**Stored records**
* START *

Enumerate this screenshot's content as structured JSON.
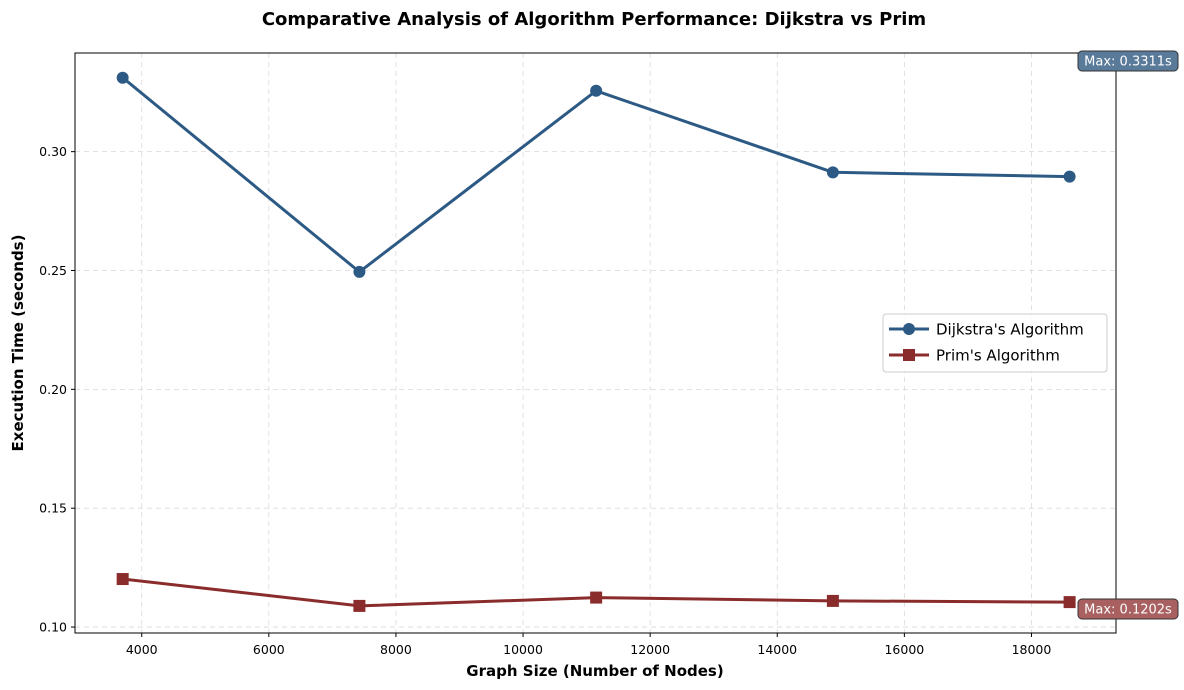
{
  "chart_data": {
    "type": "line",
    "title": "Comparative Analysis of Algorithm Performance: Dijkstra vs Prim",
    "xlabel": "Graph Size (Number of Nodes)",
    "ylabel": "Execution Time (seconds)",
    "xlim": [
      2950,
      19330
    ],
    "ylim": [
      0.0975,
      0.3415
    ],
    "x_ticks": [
      4000,
      6000,
      8000,
      10000,
      12000,
      14000,
      16000,
      18000
    ],
    "y_ticks": [
      0.1,
      0.15,
      0.2,
      0.25,
      0.3
    ],
    "y_tick_labels": [
      "0.10",
      "0.15",
      "0.20",
      "0.25",
      "0.30"
    ],
    "grid": true,
    "legend_position": "center-right",
    "x": [
      3700,
      7425,
      11150,
      14875,
      18600
    ],
    "series": [
      {
        "name": "Dijkstra's Algorithm",
        "values": [
          0.3311,
          0.2494,
          0.3256,
          0.2913,
          0.2895
        ],
        "color": "#2c5a84",
        "marker": "circle"
      },
      {
        "name": "Prim's Algorithm",
        "values": [
          0.1202,
          0.1089,
          0.1124,
          0.111,
          0.1105
        ],
        "color": "#8b2c2c",
        "marker": "square"
      }
    ],
    "annotations": [
      {
        "text": "Max: 0.3311s",
        "series": 0,
        "bg": "#5a7a9a"
      },
      {
        "text": "Max: 0.1202s",
        "series": 1,
        "bg": "#a86060"
      }
    ]
  }
}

* END *

**Exercise directions**
Without the pictures, print the records in full, exactly as they appear.

**Output of the exercise**
Enumerate this screenshot's content as structured JSON.
{
  "chart_data": {
    "type": "line",
    "title": "Comparative Analysis of Algorithm Performance: Dijkstra vs Prim",
    "xlabel": "Graph Size (Number of Nodes)",
    "ylabel": "Execution Time (seconds)",
    "xlim": [
      2950,
      19330
    ],
    "ylim": [
      0.0975,
      0.3415
    ],
    "x_ticks": [
      4000,
      6000,
      8000,
      10000,
      12000,
      14000,
      16000,
      18000
    ],
    "y_ticks": [
      0.1,
      0.15,
      0.2,
      0.25,
      0.3
    ],
    "y_tick_labels": [
      "0.10",
      "0.15",
      "0.20",
      "0.25",
      "0.30"
    ],
    "grid": true,
    "legend_position": "center-right",
    "x": [
      3700,
      7425,
      11150,
      14875,
      18600
    ],
    "series": [
      {
        "name": "Dijkstra's Algorithm",
        "values": [
          0.3311,
          0.2494,
          0.3256,
          0.2913,
          0.2895
        ],
        "color": "#2c5a84",
        "marker": "circle"
      },
      {
        "name": "Prim's Algorithm",
        "values": [
          0.1202,
          0.1089,
          0.1124,
          0.111,
          0.1105
        ],
        "color": "#8b2c2c",
        "marker": "square"
      }
    ],
    "annotations": [
      {
        "text": "Max: 0.3311s",
        "series": 0,
        "bg": "#5a7a9a"
      },
      {
        "text": "Max: 0.1202s",
        "series": 1,
        "bg": "#a86060"
      }
    ]
  }
}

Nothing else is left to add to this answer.